### Task to carry out
Return the listing below unchanged, minus its pictures.

### Record extracts
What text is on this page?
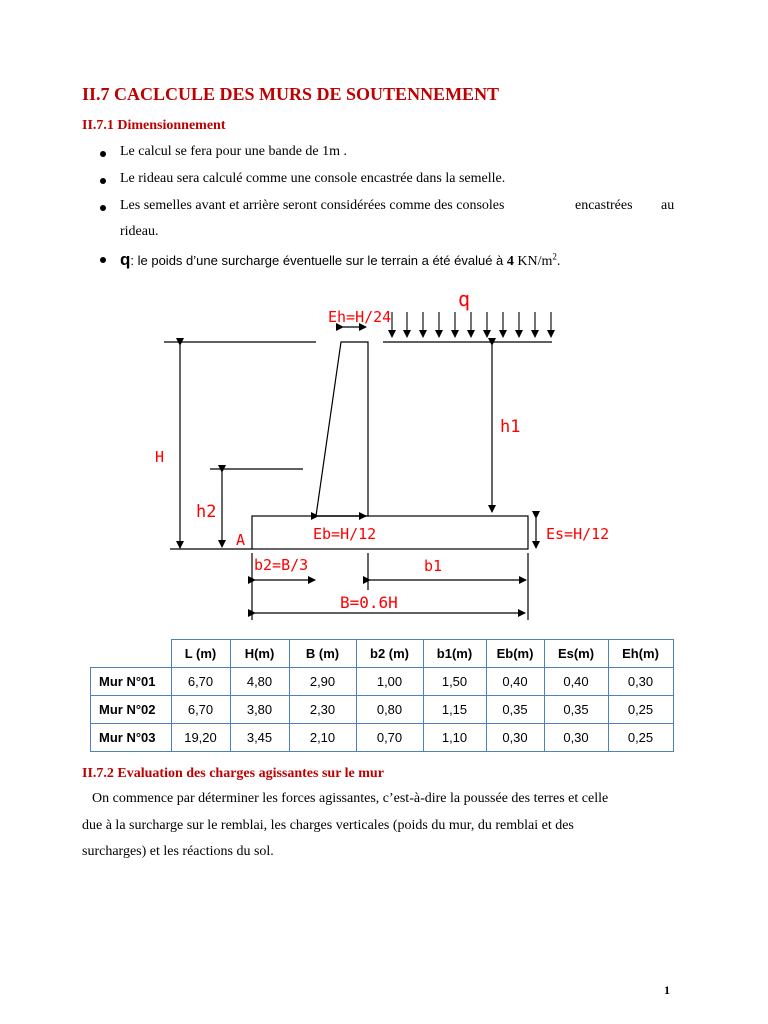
II.7 CACLCULE DES MURS DE SOUTENNEMENT
II.7.1 Dimensionnement
Le calcul se fera pour une bande de 1m .
Le rideau sera calculé comme une console encastrée dans la semelle.
Les semelles avant et arrière seront considérées comme des consoles	encastrées au
rideau.
q: le poids d’une surcharge éventuelle sur le terrain a été évalué à 4 $KN/m^2$.
q
Eh=H/24
h1
H
h2
A	Eb=H/12	Es=H/12
b2=B/3	b1
B=0.6H
	L (m)	H(m)	B (m)	b2 (m)	b1(m)	Eb(m)	Es(m)	Eh(m)
Mur N°01	6,70	4,80	2,90	1,00	1,50	0,40	0,40	0,30
Mur N°02	6,70	3,80	2,30	0,80	1,15	0,35	0,35	0,25
Mur N°03	19,20	3,45	2,10	0,70	1,10	0,30	0,30	0,25
II.7.2 Evaluation des charges agissantes sur le mur
On commence par déterminer les forces agissantes, c’est-à-dire la poussée des terres et celle
due à la surcharge sur le remblai, les charges verticales (poids du mur, du remblai et des
surcharges) et les réactions du sol.
1
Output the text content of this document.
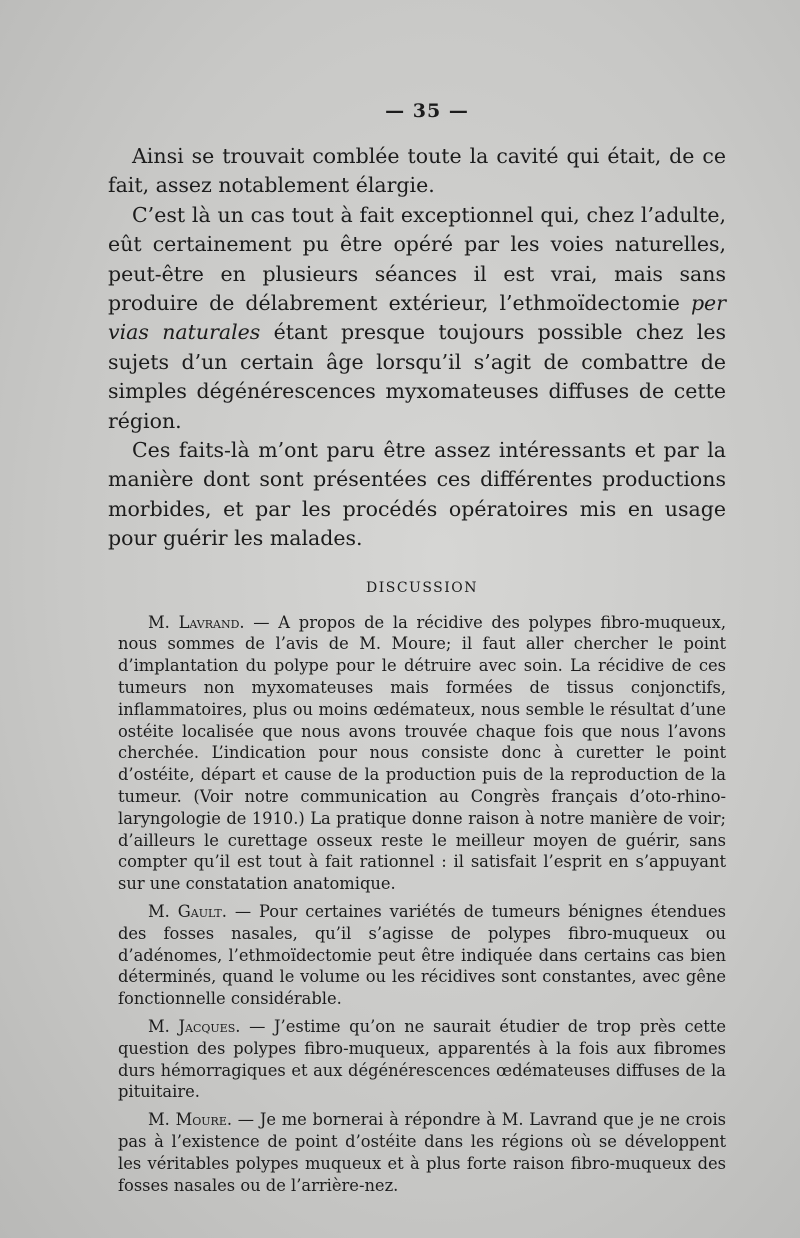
— 35 —

Ainsi se trouvait comblée toute la cavité qui était, de ce fait, assez notablement élargie.

C’est là un cas tout à fait exceptionnel qui, chez l’adulte, eût certainement pu être opéré par les voies naturelles, peut-être en plusieurs séances il est vrai, mais sans produire de délabrement extérieur, l’ethmoïdectomie per vias naturales étant presque toujours possible chez les sujets d’un certain âge lorsqu’il s’agit de combattre de simples dégénérescences myxomateuses diffuses de cette région.

Ces faits-là m’ont paru être assez intéressants et par la manière dont sont présentées ces différentes productions morbides, et par les procédés opératoires mis en usage pour guérir les malades.

DISCUSSION

M. Lavrand. — A propos de la récidive des polypes fibro-muqueux, nous sommes de l’avis de M. Moure; il faut aller chercher le point d’implantation du polype pour le détruire avec soin. La récidive de ces tumeurs non myxomateuses mais formées de tissus conjonctifs, inflammatoires, plus ou moins œdémateux, nous semble le résultat d’une ostéite localisée que nous avons trouvée chaque fois que nous l’avons cherchée. L’indication pour nous consiste donc à curetter le point d’ostéite, départ et cause de la production puis de la reproduction de la tumeur. (Voir notre communication au Congrès français d’oto-rhino-laryngologie de 1910.) La pratique donne raison à notre manière de voir; d’ailleurs le curettage osseux reste le meilleur moyen de guérir, sans compter qu’il est tout à fait rationnel : il satisfait l’esprit en s’appuyant sur une constatation anatomique.

M. Gault. — Pour certaines variétés de tumeurs bénignes étendues des fosses nasales, qu’il s’agisse de polypes fibro-muqueux ou d’adénomes, l’ethmoïdectomie peut être indiquée dans certains cas bien déterminés, quand le volume ou les récidives sont constantes, avec gêne fonctionnelle considérable.

M. Jacques. — J’estime qu’on ne saurait étudier de trop près cette question des polypes fibro-muqueux, apparentés à la fois aux fibromes durs hémorragiques et aux dégénérescences œdémateuses diffuses de la pituitaire.

M. Moure. — Je me bornerai à répondre à M. Lavrand que je ne crois pas à l’existence de point d’ostéite dans les régions où se développent les véritables polypes muqueux et à plus forte raison fibro-muqueux des fosses nasales ou de l’arrière-nez.
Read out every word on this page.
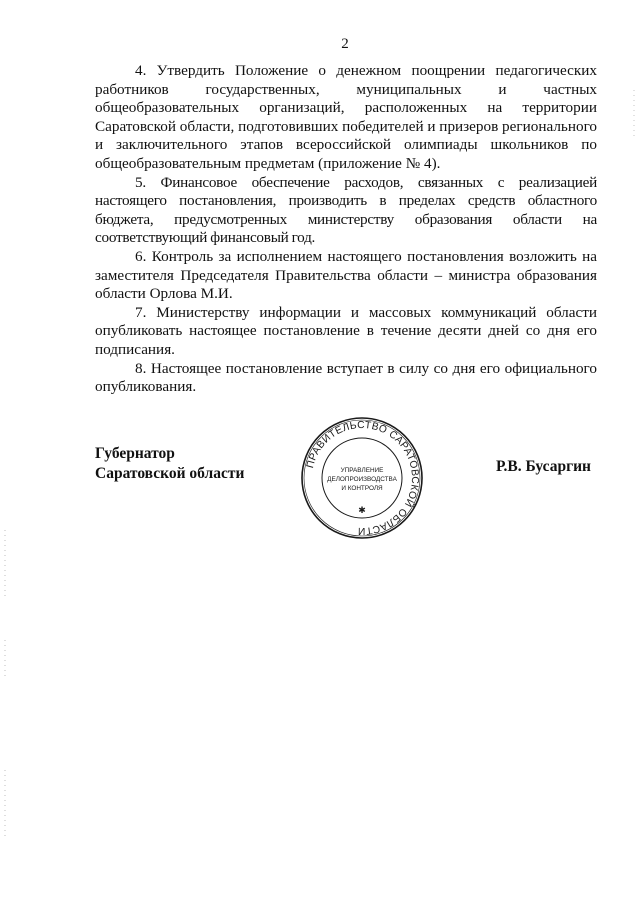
2

4. Утвердить Положение о денежном поощрении педагогических работников государственных, муниципальных и частных общеобразовательных организаций, расположенных на территории Саратовской области, подготовивших победителей и призеров регионального и заключительного этапов всероссийской олимпиады школьников по общеобразовательным предметам (приложение № 4).

5. Финансовое обеспечение расходов, связанных с реализацией настоящего постановления, производить в пределах средств областного бюджета, предусмотренных министерству образования области на соответствующий финансовый год.

6. Контроль за исполнением настоящего постановления возложить на заместителя Председателя Правительства области – министра образования области Орлова М.И.

7. Министерству информации и массовых коммуникаций области опубликовать настоящее постановление в течение десяти дней со дня его подписания.

8. Настоящее постановление вступает в силу со дня его официального опубликования.

Губернатор
Саратовской области
ПРАВИТЕЛЬСТВО САРАТОВСКОЙ ОБЛАСТИ
УПРАВЛЕНИЕ
ДЕЛОПРОИЗВОДСТВА
И КОНТРОЛЯ
✱
Р.В. Бусаргин
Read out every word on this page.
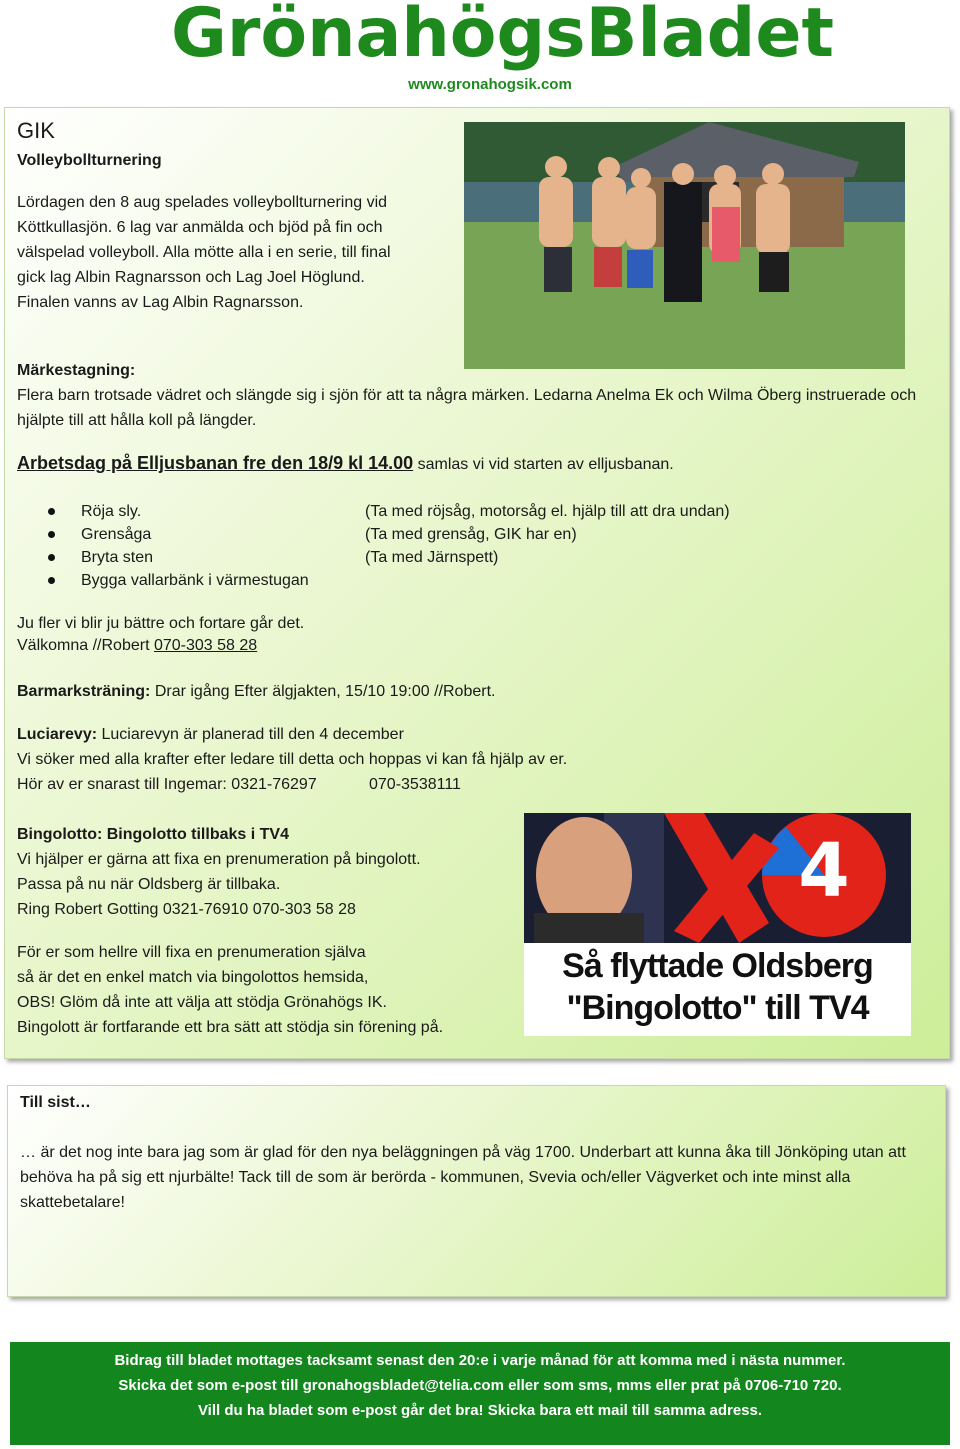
GrönahögsBladet
www.gronahogsik.com
GIK
Volleybollturnering
Lördagen den 8 aug spelades volleybollturnering vid
Köttkullasjön. 6 lag var anmälda och bjöd på fin och
välspelad volleyboll. Alla mötte alla i en serie, till final
gick lag Albin Ragnarsson och Lag Joel Höglund.
Finalen vanns av Lag Albin Ragnarsson.
Märkestagning:
Flera barn trotsade vädret och slängde sig i sjön för att ta några märken. Ledarna Anelma Ek och Wilma Öberg instruerade och
hjälpte till att hålla koll på längder.
Arbetsdag på Elljusbanan fre den 18/9 kl 14.00 samlas vi vid starten av elljusbanan.
Röja sly.	(Ta med röjsåg, motorsåg el. hjälp till att dra undan)
Grensåga	(Ta med grensåg, GIK har en)
Bryta sten	(Ta med Järnspett)
Bygga vallarbänk i värmestugan
Ju fler vi blir ju bättre och fortare går det.
Välkomna //Robert 070-303 58 28
Barmarksträning: Drar igång Efter älgjakten, 15/10 19:00 //Robert.
Luciarevy: Luciarevyn är planerad till den 4 december
Vi söker med alla krafter efter ledare till detta och hoppas vi kan få hjälp av er.
Hör av er snarast till Ingemar: 0321-76297	070-3538111
Bingolotto: Bingolotto tillbaks i TV4
Vi hjälper er gärna att fixa en prenumeration på bingolott.
Passa på nu när Oldsberg är tillbaka.
Ring Robert Gotting 0321-76910 070-303 58 28
För er som hellre vill fixa en prenumeration själva
så är det en enkel match via bingolottos hemsida,
OBS! Glöm då inte att välja att stödja Grönahögs IK.
Bingolott är fortfarande ett bra sätt att stödja sin förening på.
4
Så flyttade Oldsberg
"Bingolotto" till TV4
Till sist…
… är det nog inte bara jag som är glad för den nya beläggningen på väg 1700. Underbart att kunna åka till Jönköping utan att
behöva ha på sig ett njurbälte! Tack till de som är berörda - kommunen, Svevia och/eller Vägverket och inte minst alla
skattebetalare!
Bidrag till bladet mottages tacksamt senast den 20:e i varje månad för att komma med i nästa nummer.
Skicka det som e-post till gronahogsbladet@telia.com eller som sms, mms eller prat på 0706-710 720.
Vill du ha bladet som e-post går det bra! Skicka bara ett mail till samma adress.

### Expected answer
What text is on this page?
II.7 CACLCULE DES MURS DE SOUTENNEMENT
II.7.1 Dimensionnement
Le calcul se fera pour une bande de 1m .
Le rideau sera calculé comme une console encastrée dans la semelle.
Les semelles avant et arrière seront considérées comme des consoles	encastrées au
rideau.
q: le poids d’une surcharge éventuelle sur le terrain a été évalué à 4 $KN/m^2$.
q
Eh=H/24
h1
H
h2
A	Eb=H/12	Es=H/12
b2=B/3	b1
B=0.6H
	L (m)	H(m)	B (m)	b2 (m)	b1(m)	Eb(m)	Es(m)	Eh(m)
Mur N°01	6,70	4,80	2,90	1,00	1,50	0,40	0,40	0,30
Mur N°02	6,70	3,80	2,30	0,80	1,15	0,35	0,35	0,25
Mur N°03	19,20	3,45	2,10	0,70	1,10	0,30	0,30	0,25
II.7.2 Evaluation des charges agissantes sur le mur
On commence par déterminer les forces agissantes, c’est-à-dire la poussée des terres et celle
due à la surcharge sur le remblai, les charges verticales (poids du mur, du remblai et des
surcharges) et les réactions du sol.
1
Output the text content of this document.
— 35 —

Ainsi se trouvait comblée toute la cavité qui était, de ce fait, assez notablement élargie.

C’est là un cas tout à fait exceptionnel qui, chez l’adulte, eût certainement pu être opéré par les voies naturelles, peut-être en plusieurs séances il est vrai, mais sans produire de délabrement extérieur, l’ethmoïdectomie per vias naturales étant presque toujours possible chez les sujets d’un certain âge lorsqu’il s’agit de combattre de simples dégénérescences myxomateuses diffuses de cette région.

Ces faits-là m’ont paru être assez intéressants et par la manière dont sont présentées ces différentes productions morbides, et par les procédés opératoires mis en usage pour guérir les malades.

DISCUSSION

M. Lavrand. — A propos de la récidive des polypes fibro-muqueux, nous sommes de l’avis de M. Moure; il faut aller chercher le point d’implantation du polype pour le détruire avec soin. La récidive de ces tumeurs non myxomateuses mais formées de tissus conjonctifs, inflammatoires, plus ou moins œdémateux, nous semble le résultat d’une ostéite localisée que nous avons trouvée chaque fois que nous l’avons cherchée. L’indication pour nous consiste donc à curetter le point d’ostéite, départ et cause de la production puis de la reproduction de la tumeur. (Voir notre communication au Congrès français d’oto-rhino-laryngologie de 1910.) La pratique donne raison à notre manière de voir; d’ailleurs le curettage osseux reste le meilleur moyen de guérir, sans compter qu’il est tout à fait rationnel : il satisfait l’esprit en s’appuyant sur une constatation anatomique.

M. Gault. — Pour certaines variétés de tumeurs bénignes étendues des fosses nasales, qu’il s’agisse de polypes fibro-muqueux ou d’adénomes, l’ethmoïdectomie peut être indiquée dans certains cas bien déterminés, quand le volume ou les récidives sont constantes, avec gêne fonctionnelle considérable.

M. Jacques. — J’estime qu’on ne saurait étudier de trop près cette question des polypes fibro-muqueux, apparentés à la fois aux fibromes durs hémorragiques et aux dégénérescences œdémateuses diffuses de la pituitaire.

M. Moure. — Je me bornerai à répondre à M. Lavrand que je ne crois pas à l’existence de point d’ostéite dans les régions où se développent les véritables polypes muqueux et à plus forte raison fibro-muqueux des fosses nasales ou de l’arrière-nez.
Read out every word on this page.
2

4. Утвердить Положение о денежном поощрении педагогических работников государственных, муниципальных и частных общеобразовательных организаций, расположенных на территории Саратовской области, подготовивших победителей и призеров регионального и заключительного этапов всероссийской олимпиады школьников по общеобразовательным предметам (приложение № 4).

5. Финансовое обеспечение расходов, связанных с реализацией настоящего постановления, производить в пределах средств областного бюджета, предусмотренных министерству образования области на соответствующий финансовый год.

6. Контроль за исполнением настоящего постановления возложить на заместителя Председателя Правительства области – министра образования области Орлова М.И.

7. Министерству информации и массовых коммуникаций области опубликовать настоящее постановление в течение десяти дней со дня его подписания.

8. Настоящее постановление вступает в силу со дня его официального опубликования.

Губернатор
Саратовской области
ПРАВИТЕЛЬСТВО САРАТОВСКОЙ ОБЛАСТИ
УПРАВЛЕНИЕ
ДЕЛОПРОИЗВОДСТВА
И КОНТРОЛЯ
✱
Р.В. Бусаргин
Read out every word on this page.
GrönahögsBladet
www.gronahogsik.com
GIK
Volleybollturnering
Lördagen den 8 aug spelades volleybollturnering vid
Köttkullasjön. 6 lag var anmälda och bjöd på fin och
välspelad volleyboll. Alla mötte alla i en serie, till final
gick lag Albin Ragnarsson och Lag Joel Höglund.
Finalen vanns av Lag Albin Ragnarsson.
Märkestagning:
Flera barn trotsade vädret och slängde sig i sjön för att ta några märken. Ledarna Anelma Ek och Wilma Öberg instruerade och
hjälpte till att hålla koll på längder.
Arbetsdag på Elljusbanan fre den 18/9 kl 14.00 samlas vi vid starten av elljusbanan.
Röja sly.	(Ta med röjsåg, motorsåg el. hjälp till att dra undan)
Grensåga	(Ta med grensåg, GIK har en)
Bryta sten	(Ta med Järnspett)
Bygga vallarbänk i värmestugan
Ju fler vi blir ju bättre och fortare går det.
Välkomna //Robert 070-303 58 28
Barmarksträning: Drar igång Efter älgjakten, 15/10 19:00 //Robert.
Luciarevy: Luciarevyn är planerad till den 4 december
Vi söker med alla krafter efter ledare till detta och hoppas vi kan få hjälp av er.
Hör av er snarast till Ingemar: 0321-76297	070-3538111
Bingolotto: Bingolotto tillbaks i TV4
Vi hjälper er gärna att fixa en prenumeration på bingolott.
Passa på nu när Oldsberg är tillbaka.
Ring Robert Gotting 0321-76910 070-303 58 28
För er som hellre vill fixa en prenumeration själva
så är det en enkel match via bingolottos hemsida,
OBS! Glöm då inte att välja att stödja Grönahögs IK.
Bingolott är fortfarande ett bra sätt att stödja sin förening på.
4
Så flyttade Oldsberg
"Bingolotto" till TV4
Till sist…
… är det nog inte bara jag som är glad för den nya beläggningen på väg 1700. Underbart att kunna åka till Jönköping utan att
behöva ha på sig ett njurbälte! Tack till de som är berörda - kommunen, Svevia och/eller Vägverket och inte minst alla
skattebetalare!
Bidrag till bladet mottages tacksamt senast den 20:e i varje månad för att komma med i nästa nummer.
Skicka det som e-post till gronahogsbladet@telia.com eller som sms, mms eller prat på 0706-710 720.
Vill du ha bladet som e-post går det bra! Skicka bara ett mail till samma adress.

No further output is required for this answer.